Direction:
Copy every record below exactly.
____
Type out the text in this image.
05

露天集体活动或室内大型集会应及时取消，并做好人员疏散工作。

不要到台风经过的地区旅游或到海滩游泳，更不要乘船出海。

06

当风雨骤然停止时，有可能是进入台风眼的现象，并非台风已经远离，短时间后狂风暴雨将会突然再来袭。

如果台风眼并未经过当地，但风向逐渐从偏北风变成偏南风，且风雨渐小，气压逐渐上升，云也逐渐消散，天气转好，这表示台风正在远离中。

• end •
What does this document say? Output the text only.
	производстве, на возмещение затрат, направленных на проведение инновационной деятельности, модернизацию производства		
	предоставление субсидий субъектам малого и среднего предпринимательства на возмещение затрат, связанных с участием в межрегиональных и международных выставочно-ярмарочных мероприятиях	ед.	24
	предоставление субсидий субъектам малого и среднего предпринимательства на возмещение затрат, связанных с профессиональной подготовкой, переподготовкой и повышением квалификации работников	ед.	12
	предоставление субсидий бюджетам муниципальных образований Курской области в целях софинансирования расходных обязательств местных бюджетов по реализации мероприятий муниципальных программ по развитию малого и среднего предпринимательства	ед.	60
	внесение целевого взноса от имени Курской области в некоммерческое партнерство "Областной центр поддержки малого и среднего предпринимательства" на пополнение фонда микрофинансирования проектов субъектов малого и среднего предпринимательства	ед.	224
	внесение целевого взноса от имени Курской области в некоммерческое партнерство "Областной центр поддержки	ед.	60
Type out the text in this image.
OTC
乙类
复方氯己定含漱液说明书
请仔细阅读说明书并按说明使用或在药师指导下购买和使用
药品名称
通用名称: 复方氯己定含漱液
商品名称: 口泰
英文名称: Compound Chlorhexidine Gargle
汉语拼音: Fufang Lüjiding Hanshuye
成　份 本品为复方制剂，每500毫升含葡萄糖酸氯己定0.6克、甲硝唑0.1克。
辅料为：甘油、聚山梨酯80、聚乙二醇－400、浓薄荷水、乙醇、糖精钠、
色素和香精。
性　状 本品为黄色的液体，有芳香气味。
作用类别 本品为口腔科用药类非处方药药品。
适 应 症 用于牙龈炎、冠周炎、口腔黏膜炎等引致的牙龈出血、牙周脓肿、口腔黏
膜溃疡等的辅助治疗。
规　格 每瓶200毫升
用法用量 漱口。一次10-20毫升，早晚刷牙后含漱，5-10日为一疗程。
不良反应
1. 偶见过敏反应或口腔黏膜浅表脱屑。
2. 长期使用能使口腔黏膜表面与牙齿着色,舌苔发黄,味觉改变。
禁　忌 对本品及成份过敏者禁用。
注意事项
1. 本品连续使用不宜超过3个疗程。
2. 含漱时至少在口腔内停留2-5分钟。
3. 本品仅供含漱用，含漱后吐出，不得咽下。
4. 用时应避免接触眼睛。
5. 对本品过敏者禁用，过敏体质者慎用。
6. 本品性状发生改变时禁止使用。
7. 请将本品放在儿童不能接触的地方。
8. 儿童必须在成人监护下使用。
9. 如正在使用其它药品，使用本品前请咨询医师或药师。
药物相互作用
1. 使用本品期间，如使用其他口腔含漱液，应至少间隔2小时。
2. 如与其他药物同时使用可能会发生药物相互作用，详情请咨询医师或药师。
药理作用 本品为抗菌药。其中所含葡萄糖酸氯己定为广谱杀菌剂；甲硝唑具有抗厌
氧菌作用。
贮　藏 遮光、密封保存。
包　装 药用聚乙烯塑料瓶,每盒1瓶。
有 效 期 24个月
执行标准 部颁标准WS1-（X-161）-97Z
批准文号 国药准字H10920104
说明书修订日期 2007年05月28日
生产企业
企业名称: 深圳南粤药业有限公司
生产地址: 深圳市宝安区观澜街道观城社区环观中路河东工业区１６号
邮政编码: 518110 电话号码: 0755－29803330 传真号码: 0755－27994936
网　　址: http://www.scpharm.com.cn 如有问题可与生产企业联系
____
Correct response:
Type out the text in this image.
05

露天集体活动或室内大型集会应及时取消，并做好人员疏散工作。

不要到台风经过的地区旅游或到海滩游泳，更不要乘船出海。

06

当风雨骤然停止时，有可能是进入台风眼的现象，并非台风已经远离，短时间后狂风暴雨将会突然再来袭。

如果台风眼并未经过当地，但风向逐渐从偏北风变成偏南风，且风雨渐小，气压逐渐上升，云也逐渐消散，天气转好，这表示台风正在远离中。

• end •
What does this document say? Output the text only.
	производстве, на возмещение затрат, направленных на проведение инновационной деятельности, модернизацию производства		
	предоставление субсидий субъектам малого и среднего предпринимательства на возмещение затрат, связанных с участием в межрегиональных и международных выставочно-ярмарочных мероприятиях	ед.	24
	предоставление субсидий субъектам малого и среднего предпринимательства на возмещение затрат, связанных с профессиональной подготовкой, переподготовкой и повышением квалификации работников	ед.	12
	предоставление субсидий бюджетам муниципальных образований Курской области в целях софинансирования расходных обязательств местных бюджетов по реализации мероприятий муниципальных программ по развитию малого и среднего предпринимательства	ед.	60
	внесение целевого взноса от имени Курской области в некоммерческое партнерство "Областной центр поддержки малого и среднего предпринимательства" на пополнение фонда микрофинансирования проектов субъектов малого и среднего предпринимательства	ед.	224
	внесение целевого взноса от имени Курской области в некоммерческое партнерство "Областной центр поддержки	ед.	60
Type out the text in this image.
OTC
乙类
复方氯己定含漱液说明书
请仔细阅读说明书并按说明使用或在药师指导下购买和使用
药品名称
通用名称: 复方氯己定含漱液
商品名称: 口泰
英文名称: Compound Chlorhexidine Gargle
汉语拼音: Fufang Lüjiding Hanshuye
成　份 本品为复方制剂，每500毫升含葡萄糖酸氯己定0.6克、甲硝唑0.1克。
辅料为：甘油、聚山梨酯80、聚乙二醇－400、浓薄荷水、乙醇、糖精钠、
色素和香精。
性　状 本品为黄色的液体，有芳香气味。
作用类别 本品为口腔科用药类非处方药药品。
适 应 症 用于牙龈炎、冠周炎、口腔黏膜炎等引致的牙龈出血、牙周脓肿、口腔黏
膜溃疡等的辅助治疗。
规　格 每瓶200毫升
用法用量 漱口。一次10-20毫升，早晚刷牙后含漱，5-10日为一疗程。
不良反应
1. 偶见过敏反应或口腔黏膜浅表脱屑。
2. 长期使用能使口腔黏膜表面与牙齿着色,舌苔发黄,味觉改变。
禁　忌 对本品及成份过敏者禁用。
注意事项
1. 本品连续使用不宜超过3个疗程。
2. 含漱时至少在口腔内停留2-5分钟。
3. 本品仅供含漱用，含漱后吐出，不得咽下。
4. 用时应避免接触眼睛。
5. 对本品过敏者禁用，过敏体质者慎用。
6. 本品性状发生改变时禁止使用。
7. 请将本品放在儿童不能接触的地方。
8. 儿童必须在成人监护下使用。
9. 如正在使用其它药品，使用本品前请咨询医师或药师。
药物相互作用
1. 使用本品期间，如使用其他口腔含漱液，应至少间隔2小时。
2. 如与其他药物同时使用可能会发生药物相互作用，详情请咨询医师或药师。
药理作用 本品为抗菌药。其中所含葡萄糖酸氯己定为广谱杀菌剂；甲硝唑具有抗厌
氧菌作用。
贮　藏 遮光、密封保存。
包　装 药用聚乙烯塑料瓶,每盒1瓶。
有 效 期 24个月
执行标准 部颁标准WS1-（X-161）-97Z
批准文号 国药准字H10920104
说明书修订日期 2007年05月28日
生产企业
企业名称: 深圳南粤药业有限公司
生产地址: 深圳市宝安区观澜街道观城社区环观中路河东工业区１６号
邮政编码: 518110 电话号码: 0755－29803330 传真号码: 0755－27994936
网　　址: http://www.scpharm.com.cn 如有问题可与生产企业联系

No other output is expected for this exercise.